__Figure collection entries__
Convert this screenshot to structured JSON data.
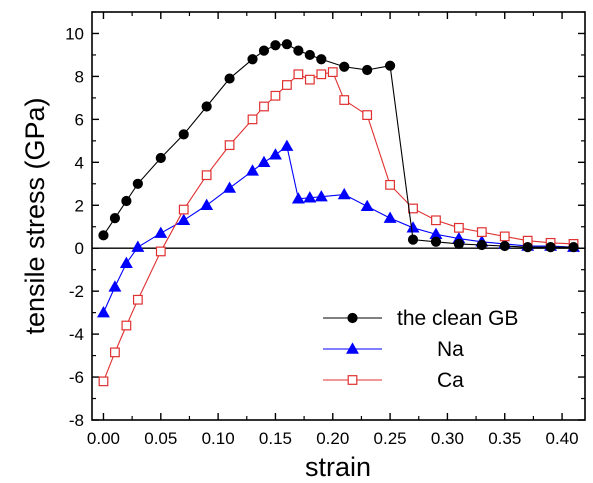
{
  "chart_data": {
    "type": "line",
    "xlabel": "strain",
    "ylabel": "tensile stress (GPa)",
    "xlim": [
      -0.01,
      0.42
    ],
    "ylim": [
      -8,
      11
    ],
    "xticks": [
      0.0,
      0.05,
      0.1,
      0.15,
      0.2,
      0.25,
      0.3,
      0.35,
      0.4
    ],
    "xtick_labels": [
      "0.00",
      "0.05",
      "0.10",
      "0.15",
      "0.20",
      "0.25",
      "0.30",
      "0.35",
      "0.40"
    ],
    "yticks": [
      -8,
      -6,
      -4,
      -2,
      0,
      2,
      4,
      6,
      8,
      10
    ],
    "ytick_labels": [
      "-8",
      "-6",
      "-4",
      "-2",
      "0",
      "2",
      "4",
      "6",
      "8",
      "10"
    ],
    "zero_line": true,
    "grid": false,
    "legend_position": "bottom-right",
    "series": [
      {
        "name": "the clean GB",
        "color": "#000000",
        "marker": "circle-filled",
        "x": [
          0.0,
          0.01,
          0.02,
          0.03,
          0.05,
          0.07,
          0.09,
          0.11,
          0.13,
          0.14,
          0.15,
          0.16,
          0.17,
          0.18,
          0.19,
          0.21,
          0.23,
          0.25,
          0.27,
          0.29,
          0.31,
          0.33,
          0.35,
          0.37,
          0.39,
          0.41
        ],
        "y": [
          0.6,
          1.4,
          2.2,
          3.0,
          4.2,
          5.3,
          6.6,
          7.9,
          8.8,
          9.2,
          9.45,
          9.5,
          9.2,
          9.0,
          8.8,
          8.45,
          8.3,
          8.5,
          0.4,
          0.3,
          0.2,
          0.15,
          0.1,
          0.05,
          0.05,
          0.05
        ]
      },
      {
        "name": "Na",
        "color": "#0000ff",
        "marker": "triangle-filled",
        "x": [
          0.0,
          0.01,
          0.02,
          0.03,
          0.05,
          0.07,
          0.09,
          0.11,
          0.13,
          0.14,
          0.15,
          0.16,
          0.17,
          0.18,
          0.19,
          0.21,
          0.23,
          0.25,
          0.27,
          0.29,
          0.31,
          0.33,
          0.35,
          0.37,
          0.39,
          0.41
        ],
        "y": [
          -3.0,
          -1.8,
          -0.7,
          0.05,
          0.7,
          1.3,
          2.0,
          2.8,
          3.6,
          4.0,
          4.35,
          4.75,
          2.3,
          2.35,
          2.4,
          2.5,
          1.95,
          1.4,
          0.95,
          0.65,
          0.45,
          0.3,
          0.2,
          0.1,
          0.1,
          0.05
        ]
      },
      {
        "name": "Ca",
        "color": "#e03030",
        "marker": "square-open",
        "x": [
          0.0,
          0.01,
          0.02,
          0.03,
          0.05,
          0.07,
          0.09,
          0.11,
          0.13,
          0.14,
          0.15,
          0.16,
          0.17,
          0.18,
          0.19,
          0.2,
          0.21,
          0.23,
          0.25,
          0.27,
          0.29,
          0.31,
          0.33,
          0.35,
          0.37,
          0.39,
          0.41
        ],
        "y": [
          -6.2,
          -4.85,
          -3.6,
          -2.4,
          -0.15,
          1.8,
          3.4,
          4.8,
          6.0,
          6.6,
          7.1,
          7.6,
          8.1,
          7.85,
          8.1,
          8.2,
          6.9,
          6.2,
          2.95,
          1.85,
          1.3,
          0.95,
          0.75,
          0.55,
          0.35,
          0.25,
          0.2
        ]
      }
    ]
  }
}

__Exercise prompt__
Omit the pictures and give the material again, exactly and in full.

__Finished answer__
Convert this screenshot to structured JSON data.
{
  "chart_data": {
    "type": "line",
    "xlabel": "strain",
    "ylabel": "tensile stress (GPa)",
    "xlim": [
      -0.01,
      0.42
    ],
    "ylim": [
      -8,
      11
    ],
    "xticks": [
      0.0,
      0.05,
      0.1,
      0.15,
      0.2,
      0.25,
      0.3,
      0.35,
      0.4
    ],
    "xtick_labels": [
      "0.00",
      "0.05",
      "0.10",
      "0.15",
      "0.20",
      "0.25",
      "0.30",
      "0.35",
      "0.40"
    ],
    "yticks": [
      -8,
      -6,
      -4,
      -2,
      0,
      2,
      4,
      6,
      8,
      10
    ],
    "ytick_labels": [
      "-8",
      "-6",
      "-4",
      "-2",
      "0",
      "2",
      "4",
      "6",
      "8",
      "10"
    ],
    "zero_line": true,
    "grid": false,
    "legend_position": "bottom-right",
    "series": [
      {
        "name": "the clean GB",
        "color": "#000000",
        "marker": "circle-filled",
        "x": [
          0.0,
          0.01,
          0.02,
          0.03,
          0.05,
          0.07,
          0.09,
          0.11,
          0.13,
          0.14,
          0.15,
          0.16,
          0.17,
          0.18,
          0.19,
          0.21,
          0.23,
          0.25,
          0.27,
          0.29,
          0.31,
          0.33,
          0.35,
          0.37,
          0.39,
          0.41
        ],
        "y": [
          0.6,
          1.4,
          2.2,
          3.0,
          4.2,
          5.3,
          6.6,
          7.9,
          8.8,
          9.2,
          9.45,
          9.5,
          9.2,
          9.0,
          8.8,
          8.45,
          8.3,
          8.5,
          0.4,
          0.3,
          0.2,
          0.15,
          0.1,
          0.05,
          0.05,
          0.05
        ]
      },
      {
        "name": "Na",
        "color": "#0000ff",
        "marker": "triangle-filled",
        "x": [
          0.0,
          0.01,
          0.02,
          0.03,
          0.05,
          0.07,
          0.09,
          0.11,
          0.13,
          0.14,
          0.15,
          0.16,
          0.17,
          0.18,
          0.19,
          0.21,
          0.23,
          0.25,
          0.27,
          0.29,
          0.31,
          0.33,
          0.35,
          0.37,
          0.39,
          0.41
        ],
        "y": [
          -3.0,
          -1.8,
          -0.7,
          0.05,
          0.7,
          1.3,
          2.0,
          2.8,
          3.6,
          4.0,
          4.35,
          4.75,
          2.3,
          2.35,
          2.4,
          2.5,
          1.95,
          1.4,
          0.95,
          0.65,
          0.45,
          0.3,
          0.2,
          0.1,
          0.1,
          0.05
        ]
      },
      {
        "name": "Ca",
        "color": "#e03030",
        "marker": "square-open",
        "x": [
          0.0,
          0.01,
          0.02,
          0.03,
          0.05,
          0.07,
          0.09,
          0.11,
          0.13,
          0.14,
          0.15,
          0.16,
          0.17,
          0.18,
          0.19,
          0.2,
          0.21,
          0.23,
          0.25,
          0.27,
          0.29,
          0.31,
          0.33,
          0.35,
          0.37,
          0.39,
          0.41
        ],
        "y": [
          -6.2,
          -4.85,
          -3.6,
          -2.4,
          -0.15,
          1.8,
          3.4,
          4.8,
          6.0,
          6.6,
          7.1,
          7.6,
          8.1,
          7.85,
          8.1,
          8.2,
          6.9,
          6.2,
          2.95,
          1.85,
          1.3,
          0.95,
          0.75,
          0.55,
          0.35,
          0.25,
          0.2
        ]
      }
    ]
  }
}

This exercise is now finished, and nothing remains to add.